- Exercise material
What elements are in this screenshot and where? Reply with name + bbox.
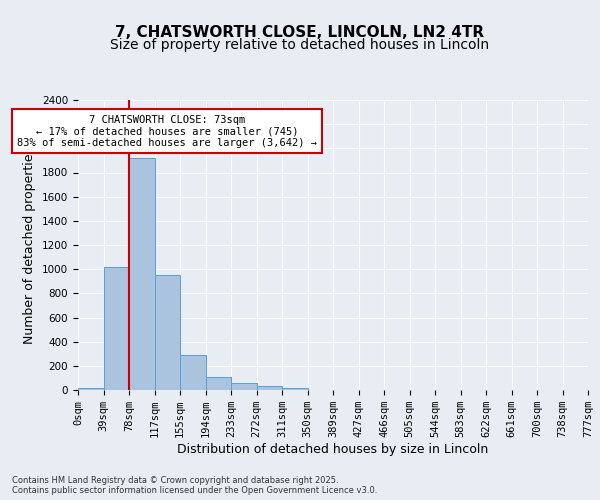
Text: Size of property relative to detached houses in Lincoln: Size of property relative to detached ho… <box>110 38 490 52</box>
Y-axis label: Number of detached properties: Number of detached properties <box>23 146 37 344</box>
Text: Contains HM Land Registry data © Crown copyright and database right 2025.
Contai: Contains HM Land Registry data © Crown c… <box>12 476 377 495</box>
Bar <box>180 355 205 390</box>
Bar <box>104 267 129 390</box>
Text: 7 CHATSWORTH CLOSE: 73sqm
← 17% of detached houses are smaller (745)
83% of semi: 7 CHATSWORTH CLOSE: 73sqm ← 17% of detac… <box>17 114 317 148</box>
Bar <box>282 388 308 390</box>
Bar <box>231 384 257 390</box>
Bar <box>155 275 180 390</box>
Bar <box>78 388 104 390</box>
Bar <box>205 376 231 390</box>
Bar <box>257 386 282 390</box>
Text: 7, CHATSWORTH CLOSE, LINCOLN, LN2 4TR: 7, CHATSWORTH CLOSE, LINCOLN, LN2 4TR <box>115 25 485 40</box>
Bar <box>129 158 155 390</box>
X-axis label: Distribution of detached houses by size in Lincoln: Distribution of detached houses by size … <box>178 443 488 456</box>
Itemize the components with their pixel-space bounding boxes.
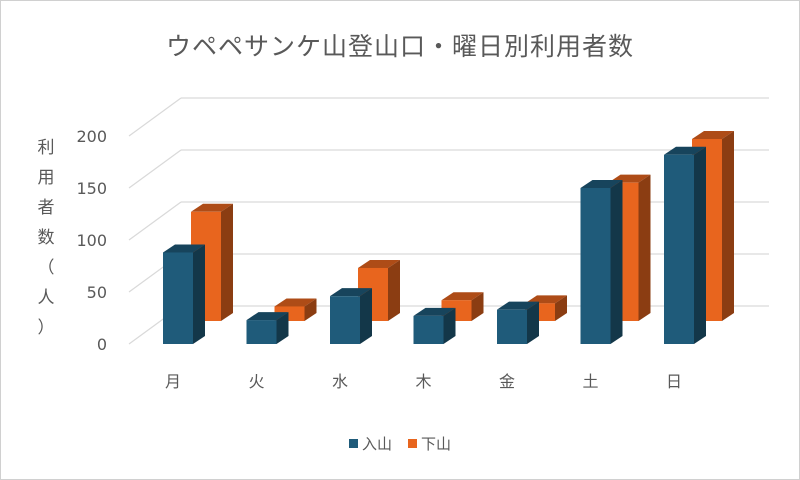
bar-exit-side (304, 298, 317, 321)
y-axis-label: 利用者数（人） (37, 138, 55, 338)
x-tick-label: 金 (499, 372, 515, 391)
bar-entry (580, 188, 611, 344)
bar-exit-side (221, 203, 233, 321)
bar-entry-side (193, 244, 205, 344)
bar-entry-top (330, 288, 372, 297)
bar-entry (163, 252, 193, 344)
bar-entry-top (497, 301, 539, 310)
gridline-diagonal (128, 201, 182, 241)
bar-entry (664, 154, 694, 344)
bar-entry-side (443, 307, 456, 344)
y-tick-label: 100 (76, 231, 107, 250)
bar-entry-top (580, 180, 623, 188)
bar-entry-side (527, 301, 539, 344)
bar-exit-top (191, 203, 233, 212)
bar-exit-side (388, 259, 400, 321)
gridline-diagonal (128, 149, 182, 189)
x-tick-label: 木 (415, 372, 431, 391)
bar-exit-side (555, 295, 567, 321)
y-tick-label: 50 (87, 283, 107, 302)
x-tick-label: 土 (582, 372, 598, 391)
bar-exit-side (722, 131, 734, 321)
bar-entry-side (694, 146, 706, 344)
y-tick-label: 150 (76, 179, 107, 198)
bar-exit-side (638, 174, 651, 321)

- Work required
Which lines in the rows above contain the string "exit"? Pull out each of them in full.

- Exercise response
bar-exit-side (304, 298, 317, 321)
bar-exit-side (221, 203, 233, 321)
bar-exit-top (191, 203, 233, 212)
bar-exit-side (388, 259, 400, 321)
bar-exit-side (555, 295, 567, 321)
bar-exit-side (722, 131, 734, 321)
bar-exit-side (638, 174, 651, 321)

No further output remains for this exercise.